• INPUT ROWS

☆ ☆ ☆ ☆ ☆

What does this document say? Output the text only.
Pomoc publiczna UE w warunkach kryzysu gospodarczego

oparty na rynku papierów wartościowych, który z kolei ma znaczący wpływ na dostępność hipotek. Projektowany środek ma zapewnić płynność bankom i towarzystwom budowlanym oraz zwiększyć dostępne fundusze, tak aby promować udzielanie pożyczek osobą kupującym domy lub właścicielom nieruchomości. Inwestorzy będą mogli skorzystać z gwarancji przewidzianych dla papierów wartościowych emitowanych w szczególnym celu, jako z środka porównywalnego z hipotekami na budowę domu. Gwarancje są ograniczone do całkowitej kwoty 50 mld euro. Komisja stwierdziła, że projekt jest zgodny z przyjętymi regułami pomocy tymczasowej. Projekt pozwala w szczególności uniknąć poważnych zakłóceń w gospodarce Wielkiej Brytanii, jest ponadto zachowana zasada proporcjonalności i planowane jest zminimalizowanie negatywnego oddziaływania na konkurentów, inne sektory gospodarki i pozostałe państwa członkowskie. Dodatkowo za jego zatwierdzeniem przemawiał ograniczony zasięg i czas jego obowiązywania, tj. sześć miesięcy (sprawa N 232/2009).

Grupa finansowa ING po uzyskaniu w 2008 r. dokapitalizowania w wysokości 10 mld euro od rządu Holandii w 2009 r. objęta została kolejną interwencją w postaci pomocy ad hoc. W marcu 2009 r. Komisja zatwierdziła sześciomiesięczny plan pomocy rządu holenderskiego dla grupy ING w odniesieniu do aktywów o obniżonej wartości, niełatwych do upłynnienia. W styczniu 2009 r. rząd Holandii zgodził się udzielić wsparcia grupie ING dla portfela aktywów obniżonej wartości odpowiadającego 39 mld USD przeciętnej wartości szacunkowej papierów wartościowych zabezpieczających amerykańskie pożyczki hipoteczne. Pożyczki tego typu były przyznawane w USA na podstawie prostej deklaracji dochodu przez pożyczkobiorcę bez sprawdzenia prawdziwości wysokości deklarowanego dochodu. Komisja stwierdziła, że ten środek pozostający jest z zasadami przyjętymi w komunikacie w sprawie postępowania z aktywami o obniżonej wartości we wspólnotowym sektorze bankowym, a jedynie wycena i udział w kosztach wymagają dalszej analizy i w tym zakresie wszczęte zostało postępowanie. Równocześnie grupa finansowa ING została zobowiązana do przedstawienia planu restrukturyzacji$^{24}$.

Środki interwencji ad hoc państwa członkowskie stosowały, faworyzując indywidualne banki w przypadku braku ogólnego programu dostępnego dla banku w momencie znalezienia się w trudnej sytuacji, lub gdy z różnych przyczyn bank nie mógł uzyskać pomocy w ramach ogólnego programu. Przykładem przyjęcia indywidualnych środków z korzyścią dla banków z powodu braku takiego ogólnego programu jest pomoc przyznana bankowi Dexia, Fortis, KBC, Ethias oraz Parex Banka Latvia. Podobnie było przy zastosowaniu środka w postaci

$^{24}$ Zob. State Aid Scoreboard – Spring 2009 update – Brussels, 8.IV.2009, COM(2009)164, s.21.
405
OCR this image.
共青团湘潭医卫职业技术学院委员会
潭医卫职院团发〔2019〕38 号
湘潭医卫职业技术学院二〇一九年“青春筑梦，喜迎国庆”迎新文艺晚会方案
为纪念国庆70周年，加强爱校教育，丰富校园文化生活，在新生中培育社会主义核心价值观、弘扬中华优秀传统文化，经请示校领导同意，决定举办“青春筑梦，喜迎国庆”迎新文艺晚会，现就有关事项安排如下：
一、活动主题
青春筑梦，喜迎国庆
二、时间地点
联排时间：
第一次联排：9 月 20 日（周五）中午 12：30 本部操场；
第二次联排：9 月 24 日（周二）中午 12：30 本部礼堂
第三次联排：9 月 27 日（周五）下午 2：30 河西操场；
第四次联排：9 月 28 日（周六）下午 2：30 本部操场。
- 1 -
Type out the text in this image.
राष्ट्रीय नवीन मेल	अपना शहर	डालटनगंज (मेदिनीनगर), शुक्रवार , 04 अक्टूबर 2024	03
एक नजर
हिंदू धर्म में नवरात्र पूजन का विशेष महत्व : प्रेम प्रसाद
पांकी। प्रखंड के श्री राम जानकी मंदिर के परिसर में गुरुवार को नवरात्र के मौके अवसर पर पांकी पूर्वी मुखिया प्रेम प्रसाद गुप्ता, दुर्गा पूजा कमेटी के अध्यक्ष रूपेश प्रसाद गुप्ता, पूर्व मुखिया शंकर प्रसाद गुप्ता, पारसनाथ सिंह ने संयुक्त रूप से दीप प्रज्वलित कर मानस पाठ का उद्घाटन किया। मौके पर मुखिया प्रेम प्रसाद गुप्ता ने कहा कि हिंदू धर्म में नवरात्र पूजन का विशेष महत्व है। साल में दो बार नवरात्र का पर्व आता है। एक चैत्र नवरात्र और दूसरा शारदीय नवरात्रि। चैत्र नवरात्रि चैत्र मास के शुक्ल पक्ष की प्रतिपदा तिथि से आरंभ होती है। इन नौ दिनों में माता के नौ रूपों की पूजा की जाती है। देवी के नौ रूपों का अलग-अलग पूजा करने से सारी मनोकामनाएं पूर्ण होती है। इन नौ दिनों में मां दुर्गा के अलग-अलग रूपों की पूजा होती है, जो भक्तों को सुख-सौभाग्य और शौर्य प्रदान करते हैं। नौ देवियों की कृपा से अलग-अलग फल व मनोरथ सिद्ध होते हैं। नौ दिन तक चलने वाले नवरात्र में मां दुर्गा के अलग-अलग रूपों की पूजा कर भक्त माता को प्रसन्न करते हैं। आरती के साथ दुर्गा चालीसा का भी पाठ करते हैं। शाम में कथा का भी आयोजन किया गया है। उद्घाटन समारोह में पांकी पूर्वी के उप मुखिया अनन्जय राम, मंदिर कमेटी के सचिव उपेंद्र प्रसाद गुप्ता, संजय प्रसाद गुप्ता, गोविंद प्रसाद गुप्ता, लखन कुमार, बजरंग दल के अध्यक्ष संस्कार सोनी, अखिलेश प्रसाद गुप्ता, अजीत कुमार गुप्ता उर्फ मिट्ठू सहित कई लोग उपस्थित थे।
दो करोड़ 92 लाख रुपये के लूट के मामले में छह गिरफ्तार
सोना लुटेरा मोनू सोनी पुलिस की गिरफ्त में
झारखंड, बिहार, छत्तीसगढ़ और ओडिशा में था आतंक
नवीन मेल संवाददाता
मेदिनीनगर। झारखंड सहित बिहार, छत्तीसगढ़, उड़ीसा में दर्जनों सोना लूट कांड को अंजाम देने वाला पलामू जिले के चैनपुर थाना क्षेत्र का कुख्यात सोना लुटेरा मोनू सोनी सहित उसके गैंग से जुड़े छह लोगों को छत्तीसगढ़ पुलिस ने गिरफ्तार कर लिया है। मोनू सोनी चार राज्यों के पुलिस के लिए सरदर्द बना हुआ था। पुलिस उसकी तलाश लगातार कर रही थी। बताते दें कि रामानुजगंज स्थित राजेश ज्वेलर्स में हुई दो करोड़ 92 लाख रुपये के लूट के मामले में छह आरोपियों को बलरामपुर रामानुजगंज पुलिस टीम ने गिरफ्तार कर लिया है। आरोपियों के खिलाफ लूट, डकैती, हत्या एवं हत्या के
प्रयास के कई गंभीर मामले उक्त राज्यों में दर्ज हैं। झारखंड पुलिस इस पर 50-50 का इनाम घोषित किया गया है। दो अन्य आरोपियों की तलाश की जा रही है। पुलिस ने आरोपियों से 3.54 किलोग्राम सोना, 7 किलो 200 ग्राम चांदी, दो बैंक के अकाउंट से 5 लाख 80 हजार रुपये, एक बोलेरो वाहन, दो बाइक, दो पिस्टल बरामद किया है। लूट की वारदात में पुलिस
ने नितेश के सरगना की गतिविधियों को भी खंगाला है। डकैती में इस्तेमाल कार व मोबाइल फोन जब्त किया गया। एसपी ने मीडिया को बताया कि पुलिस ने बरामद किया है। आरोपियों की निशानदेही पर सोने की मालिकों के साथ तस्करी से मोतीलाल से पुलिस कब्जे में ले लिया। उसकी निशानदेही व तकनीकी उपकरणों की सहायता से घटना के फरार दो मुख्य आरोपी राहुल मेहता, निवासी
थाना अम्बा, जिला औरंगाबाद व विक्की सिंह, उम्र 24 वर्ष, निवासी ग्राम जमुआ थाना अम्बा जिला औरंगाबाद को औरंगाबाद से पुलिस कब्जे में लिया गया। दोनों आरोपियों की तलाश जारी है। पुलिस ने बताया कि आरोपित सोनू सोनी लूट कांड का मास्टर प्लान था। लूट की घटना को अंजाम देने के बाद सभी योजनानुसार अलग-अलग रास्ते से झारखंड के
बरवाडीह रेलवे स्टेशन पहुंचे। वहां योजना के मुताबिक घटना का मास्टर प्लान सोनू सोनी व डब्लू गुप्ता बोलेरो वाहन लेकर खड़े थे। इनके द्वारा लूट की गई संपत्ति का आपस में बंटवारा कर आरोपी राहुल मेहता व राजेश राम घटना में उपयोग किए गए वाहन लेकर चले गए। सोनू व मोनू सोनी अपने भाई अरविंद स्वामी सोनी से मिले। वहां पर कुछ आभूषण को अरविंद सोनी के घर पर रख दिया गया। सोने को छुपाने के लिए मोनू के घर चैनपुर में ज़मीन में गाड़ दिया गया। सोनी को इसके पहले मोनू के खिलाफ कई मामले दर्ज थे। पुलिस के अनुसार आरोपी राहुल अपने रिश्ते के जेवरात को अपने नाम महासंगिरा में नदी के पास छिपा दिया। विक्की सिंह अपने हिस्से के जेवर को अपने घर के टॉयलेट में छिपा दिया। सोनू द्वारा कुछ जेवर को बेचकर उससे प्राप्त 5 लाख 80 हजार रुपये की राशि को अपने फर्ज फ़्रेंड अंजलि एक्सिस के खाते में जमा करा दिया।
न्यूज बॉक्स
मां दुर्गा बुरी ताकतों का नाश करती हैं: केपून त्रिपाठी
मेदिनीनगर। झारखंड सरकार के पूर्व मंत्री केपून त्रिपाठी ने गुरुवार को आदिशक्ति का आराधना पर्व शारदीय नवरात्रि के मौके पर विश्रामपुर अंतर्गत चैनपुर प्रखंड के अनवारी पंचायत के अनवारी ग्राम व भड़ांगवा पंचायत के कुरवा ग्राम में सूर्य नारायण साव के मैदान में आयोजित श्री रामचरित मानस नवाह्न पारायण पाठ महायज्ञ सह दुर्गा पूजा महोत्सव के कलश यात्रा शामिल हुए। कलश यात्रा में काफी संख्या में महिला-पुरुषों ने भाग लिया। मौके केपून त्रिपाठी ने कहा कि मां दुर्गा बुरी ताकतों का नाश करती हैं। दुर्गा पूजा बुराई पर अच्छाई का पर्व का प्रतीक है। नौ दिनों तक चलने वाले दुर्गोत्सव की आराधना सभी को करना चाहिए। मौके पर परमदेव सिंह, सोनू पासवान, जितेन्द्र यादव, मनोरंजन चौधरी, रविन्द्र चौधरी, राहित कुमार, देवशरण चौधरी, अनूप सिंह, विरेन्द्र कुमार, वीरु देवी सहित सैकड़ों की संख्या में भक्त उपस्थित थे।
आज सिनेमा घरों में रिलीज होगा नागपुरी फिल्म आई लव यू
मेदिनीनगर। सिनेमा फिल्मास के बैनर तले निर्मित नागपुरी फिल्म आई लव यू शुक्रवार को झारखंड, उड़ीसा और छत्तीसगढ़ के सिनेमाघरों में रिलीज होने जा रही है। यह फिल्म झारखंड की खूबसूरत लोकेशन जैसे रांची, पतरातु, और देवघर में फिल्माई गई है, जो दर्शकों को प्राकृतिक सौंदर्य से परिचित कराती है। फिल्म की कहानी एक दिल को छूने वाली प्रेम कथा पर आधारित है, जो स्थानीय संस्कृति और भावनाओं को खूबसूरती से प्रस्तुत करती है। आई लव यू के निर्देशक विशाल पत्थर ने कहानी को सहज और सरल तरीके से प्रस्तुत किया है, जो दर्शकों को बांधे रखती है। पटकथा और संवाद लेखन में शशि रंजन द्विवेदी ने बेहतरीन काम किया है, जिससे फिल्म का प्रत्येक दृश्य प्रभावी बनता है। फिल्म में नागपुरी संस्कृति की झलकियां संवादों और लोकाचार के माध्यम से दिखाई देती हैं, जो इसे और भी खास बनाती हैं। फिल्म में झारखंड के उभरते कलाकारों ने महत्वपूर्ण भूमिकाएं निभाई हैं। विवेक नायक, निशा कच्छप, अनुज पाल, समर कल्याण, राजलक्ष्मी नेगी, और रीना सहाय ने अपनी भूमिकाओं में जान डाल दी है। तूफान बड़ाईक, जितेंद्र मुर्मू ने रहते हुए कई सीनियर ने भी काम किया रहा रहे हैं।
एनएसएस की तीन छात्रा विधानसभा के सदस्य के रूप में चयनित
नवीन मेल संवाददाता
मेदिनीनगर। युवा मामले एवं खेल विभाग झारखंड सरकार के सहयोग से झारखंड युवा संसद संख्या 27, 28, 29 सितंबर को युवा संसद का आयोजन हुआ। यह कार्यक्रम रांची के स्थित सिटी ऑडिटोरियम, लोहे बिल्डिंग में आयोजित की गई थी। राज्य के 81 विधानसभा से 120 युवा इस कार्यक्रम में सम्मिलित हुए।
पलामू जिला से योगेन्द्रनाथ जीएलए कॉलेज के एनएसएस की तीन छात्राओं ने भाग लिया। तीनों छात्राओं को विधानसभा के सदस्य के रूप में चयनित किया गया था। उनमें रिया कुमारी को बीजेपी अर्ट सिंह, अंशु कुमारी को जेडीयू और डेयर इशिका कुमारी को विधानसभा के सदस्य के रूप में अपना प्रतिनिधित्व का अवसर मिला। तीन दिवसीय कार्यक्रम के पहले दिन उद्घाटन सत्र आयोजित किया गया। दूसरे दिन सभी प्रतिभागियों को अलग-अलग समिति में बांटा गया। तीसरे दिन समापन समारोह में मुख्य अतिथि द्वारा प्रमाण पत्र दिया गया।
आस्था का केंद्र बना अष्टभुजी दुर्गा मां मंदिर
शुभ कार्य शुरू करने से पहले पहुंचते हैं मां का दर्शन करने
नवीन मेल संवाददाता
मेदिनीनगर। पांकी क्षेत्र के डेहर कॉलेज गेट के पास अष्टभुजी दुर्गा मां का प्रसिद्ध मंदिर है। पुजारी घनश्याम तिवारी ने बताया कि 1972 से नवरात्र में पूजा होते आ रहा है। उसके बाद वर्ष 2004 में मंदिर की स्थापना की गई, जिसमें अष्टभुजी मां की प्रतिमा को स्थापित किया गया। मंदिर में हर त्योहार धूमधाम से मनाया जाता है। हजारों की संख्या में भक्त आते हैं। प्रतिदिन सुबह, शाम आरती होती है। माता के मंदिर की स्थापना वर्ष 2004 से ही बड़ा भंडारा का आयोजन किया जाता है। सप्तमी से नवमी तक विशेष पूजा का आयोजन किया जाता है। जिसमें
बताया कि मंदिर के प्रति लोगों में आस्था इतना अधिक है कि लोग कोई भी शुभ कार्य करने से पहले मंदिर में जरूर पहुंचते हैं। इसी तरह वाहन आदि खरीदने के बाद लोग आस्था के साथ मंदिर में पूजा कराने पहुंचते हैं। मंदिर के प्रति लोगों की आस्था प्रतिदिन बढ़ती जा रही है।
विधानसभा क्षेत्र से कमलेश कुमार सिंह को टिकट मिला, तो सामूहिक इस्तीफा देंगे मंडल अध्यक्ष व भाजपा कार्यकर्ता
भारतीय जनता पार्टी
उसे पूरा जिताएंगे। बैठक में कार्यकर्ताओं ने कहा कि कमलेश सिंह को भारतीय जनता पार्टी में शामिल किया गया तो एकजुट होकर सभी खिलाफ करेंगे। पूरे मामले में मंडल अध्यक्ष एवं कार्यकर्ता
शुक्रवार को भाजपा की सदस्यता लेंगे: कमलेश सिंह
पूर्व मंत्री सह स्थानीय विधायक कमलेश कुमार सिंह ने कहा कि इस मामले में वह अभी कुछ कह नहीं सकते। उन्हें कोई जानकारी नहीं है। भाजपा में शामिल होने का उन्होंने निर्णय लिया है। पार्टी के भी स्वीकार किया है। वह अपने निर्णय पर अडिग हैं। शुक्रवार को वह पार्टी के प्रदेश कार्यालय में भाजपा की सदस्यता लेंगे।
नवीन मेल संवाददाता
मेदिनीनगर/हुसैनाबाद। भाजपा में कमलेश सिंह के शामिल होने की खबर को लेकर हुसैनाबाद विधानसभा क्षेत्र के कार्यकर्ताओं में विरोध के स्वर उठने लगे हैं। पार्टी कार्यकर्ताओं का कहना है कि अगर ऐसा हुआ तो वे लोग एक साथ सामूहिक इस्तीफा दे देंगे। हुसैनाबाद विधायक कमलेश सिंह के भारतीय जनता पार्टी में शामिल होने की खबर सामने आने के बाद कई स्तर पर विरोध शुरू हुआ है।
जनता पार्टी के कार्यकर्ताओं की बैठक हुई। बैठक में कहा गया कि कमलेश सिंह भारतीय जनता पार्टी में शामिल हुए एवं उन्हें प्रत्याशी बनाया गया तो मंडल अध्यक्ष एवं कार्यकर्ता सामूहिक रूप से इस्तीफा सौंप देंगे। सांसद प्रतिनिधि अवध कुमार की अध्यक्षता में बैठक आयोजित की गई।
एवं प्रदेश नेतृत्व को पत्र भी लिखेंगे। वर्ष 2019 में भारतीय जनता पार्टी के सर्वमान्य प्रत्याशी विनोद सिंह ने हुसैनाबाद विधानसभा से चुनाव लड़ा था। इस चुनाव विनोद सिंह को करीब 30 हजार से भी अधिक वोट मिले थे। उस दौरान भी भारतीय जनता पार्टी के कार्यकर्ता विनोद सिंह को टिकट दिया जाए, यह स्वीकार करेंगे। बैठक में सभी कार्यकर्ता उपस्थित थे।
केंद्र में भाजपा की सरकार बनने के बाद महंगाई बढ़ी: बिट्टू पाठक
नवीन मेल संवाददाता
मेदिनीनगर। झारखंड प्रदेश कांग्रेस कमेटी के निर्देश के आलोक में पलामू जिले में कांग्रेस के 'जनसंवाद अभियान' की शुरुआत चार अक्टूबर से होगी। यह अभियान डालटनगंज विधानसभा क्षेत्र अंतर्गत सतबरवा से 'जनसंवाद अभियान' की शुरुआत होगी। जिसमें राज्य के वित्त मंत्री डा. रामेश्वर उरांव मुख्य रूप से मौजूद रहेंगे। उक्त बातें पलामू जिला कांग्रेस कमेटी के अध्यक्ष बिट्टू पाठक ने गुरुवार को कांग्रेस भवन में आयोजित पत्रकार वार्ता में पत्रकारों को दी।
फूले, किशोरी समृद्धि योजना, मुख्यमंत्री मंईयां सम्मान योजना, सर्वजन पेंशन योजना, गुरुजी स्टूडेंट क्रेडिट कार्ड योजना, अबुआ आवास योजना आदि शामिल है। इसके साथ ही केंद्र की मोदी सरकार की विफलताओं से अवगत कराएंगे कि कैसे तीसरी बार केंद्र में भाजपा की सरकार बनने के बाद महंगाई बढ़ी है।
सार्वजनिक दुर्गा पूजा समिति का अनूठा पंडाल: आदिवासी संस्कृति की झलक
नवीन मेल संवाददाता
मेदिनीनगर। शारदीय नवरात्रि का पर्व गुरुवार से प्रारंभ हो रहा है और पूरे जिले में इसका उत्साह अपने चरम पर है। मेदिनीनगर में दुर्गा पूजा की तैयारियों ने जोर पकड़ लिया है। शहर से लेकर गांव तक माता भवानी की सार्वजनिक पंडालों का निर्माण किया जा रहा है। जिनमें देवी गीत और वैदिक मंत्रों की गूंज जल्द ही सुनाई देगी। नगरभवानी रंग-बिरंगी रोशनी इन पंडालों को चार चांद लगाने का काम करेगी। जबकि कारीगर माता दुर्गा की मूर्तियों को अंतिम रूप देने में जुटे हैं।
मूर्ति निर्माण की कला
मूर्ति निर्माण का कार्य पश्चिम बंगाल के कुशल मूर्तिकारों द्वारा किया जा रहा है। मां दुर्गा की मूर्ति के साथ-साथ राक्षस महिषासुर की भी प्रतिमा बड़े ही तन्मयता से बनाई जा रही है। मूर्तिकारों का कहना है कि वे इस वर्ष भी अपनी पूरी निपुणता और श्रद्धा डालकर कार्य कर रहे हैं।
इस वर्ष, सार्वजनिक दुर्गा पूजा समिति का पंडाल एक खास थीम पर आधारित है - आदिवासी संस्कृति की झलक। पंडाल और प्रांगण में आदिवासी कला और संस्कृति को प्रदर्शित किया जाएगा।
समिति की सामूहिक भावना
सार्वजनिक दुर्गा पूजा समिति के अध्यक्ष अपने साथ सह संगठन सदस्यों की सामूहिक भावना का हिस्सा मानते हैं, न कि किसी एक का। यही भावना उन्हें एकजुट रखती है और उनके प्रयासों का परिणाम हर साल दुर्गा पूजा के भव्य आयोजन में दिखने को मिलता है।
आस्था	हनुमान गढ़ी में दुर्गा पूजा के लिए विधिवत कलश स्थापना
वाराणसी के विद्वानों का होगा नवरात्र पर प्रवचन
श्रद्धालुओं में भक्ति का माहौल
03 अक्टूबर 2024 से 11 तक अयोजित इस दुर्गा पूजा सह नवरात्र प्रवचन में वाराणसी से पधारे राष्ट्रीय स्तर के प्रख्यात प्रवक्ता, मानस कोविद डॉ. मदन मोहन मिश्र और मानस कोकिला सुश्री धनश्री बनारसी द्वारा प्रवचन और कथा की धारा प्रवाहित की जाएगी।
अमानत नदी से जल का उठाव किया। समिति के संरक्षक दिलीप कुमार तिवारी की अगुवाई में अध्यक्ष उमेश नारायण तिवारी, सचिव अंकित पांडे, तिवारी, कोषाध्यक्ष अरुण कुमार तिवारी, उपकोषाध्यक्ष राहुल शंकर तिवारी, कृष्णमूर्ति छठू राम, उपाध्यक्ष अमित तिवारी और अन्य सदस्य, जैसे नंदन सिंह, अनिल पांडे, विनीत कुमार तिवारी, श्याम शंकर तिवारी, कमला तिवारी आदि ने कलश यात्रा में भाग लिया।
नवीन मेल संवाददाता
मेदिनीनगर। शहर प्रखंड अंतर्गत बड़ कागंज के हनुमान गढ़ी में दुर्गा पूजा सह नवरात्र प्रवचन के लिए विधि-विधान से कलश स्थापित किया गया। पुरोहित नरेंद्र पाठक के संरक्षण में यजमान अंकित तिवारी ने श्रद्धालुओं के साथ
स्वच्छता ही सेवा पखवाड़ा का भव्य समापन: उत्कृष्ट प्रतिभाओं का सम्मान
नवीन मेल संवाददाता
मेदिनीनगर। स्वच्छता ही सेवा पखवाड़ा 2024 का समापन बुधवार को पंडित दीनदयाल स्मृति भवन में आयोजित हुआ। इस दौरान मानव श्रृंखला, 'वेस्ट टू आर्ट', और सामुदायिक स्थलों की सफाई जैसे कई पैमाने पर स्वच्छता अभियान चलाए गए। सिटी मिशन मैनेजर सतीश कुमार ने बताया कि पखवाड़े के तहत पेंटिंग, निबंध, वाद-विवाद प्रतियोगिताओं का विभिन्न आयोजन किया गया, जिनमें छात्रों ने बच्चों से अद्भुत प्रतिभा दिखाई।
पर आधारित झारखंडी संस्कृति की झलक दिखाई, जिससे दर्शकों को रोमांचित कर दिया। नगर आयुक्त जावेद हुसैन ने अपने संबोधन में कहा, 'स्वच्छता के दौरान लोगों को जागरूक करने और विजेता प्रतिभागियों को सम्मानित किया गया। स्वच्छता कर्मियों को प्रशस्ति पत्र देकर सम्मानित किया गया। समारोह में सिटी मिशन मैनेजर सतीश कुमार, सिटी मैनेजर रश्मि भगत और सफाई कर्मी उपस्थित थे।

☆ ☆ ☆ ☆ ☆

• WORK REQUIRED
Look through the entries and work out how many lines have the word "喜迎国庆" in them; reply with that number only.

• FINISHED EXERCISE
3